Return all of the entries word for word, but omit the pictures they contain.

[Part of a data file]

_ _ _ _ _

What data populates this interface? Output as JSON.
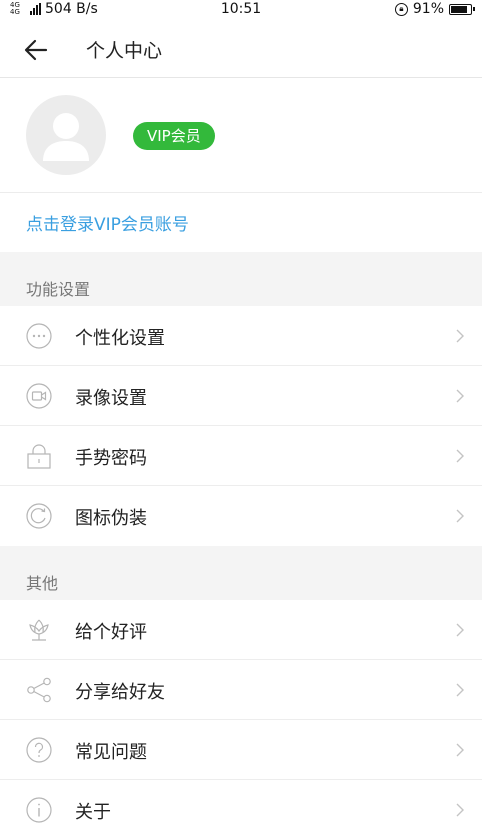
{
  "status_bar": {
    "network": "4G 4G",
    "speed": "504 B/s",
    "time": "10:51",
    "battery": "91%",
    "battery_level": 0.91
  },
  "header": {
    "title": "个人中心"
  },
  "profile": {
    "vip_label": "VIP会员",
    "login_link": "点击登录VIP会员账号"
  },
  "sections": {
    "features": {
      "title": "功能设置",
      "items": [
        {
          "label": "个性化设置",
          "icon": "more-dots-icon"
        },
        {
          "label": "录像设置",
          "icon": "video-camera-icon"
        },
        {
          "label": "手势密码",
          "icon": "lock-icon"
        },
        {
          "label": "图标伪装",
          "icon": "refresh-icon"
        }
      ]
    },
    "other": {
      "title": "其他",
      "items": [
        {
          "label": "给个好评",
          "icon": "flower-icon"
        },
        {
          "label": "分享给好友",
          "icon": "share-icon"
        },
        {
          "label": "常见问题",
          "icon": "question-icon"
        },
        {
          "label": "关于",
          "icon": "info-icon"
        }
      ]
    }
  }
}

_ _ _ _ _

THE ANSWER
What data populates this interface? Output as JSON.
{
  "status_bar": {
    "network": "4G 4G",
    "speed": "504 B/s",
    "time": "10:51",
    "battery": "91%",
    "battery_level": 0.91
  },
  "header": {
    "title": "个人中心"
  },
  "profile": {
    "vip_label": "VIP会员",
    "login_link": "点击登录VIP会员账号"
  },
  "sections": {
    "features": {
      "title": "功能设置",
      "items": [
        {
          "label": "个性化设置",
          "icon": "more-dots-icon"
        },
        {
          "label": "录像设置",
          "icon": "video-camera-icon"
        },
        {
          "label": "手势密码",
          "icon": "lock-icon"
        },
        {
          "label": "图标伪装",
          "icon": "refresh-icon"
        }
      ]
    },
    "other": {
      "title": "其他",
      "items": [
        {
          "label": "给个好评",
          "icon": "flower-icon"
        },
        {
          "label": "分享给好友",
          "icon": "share-icon"
        },
        {
          "label": "常见问题",
          "icon": "question-icon"
        },
        {
          "label": "关于",
          "icon": "info-icon"
        }
      ]
    }
  }
}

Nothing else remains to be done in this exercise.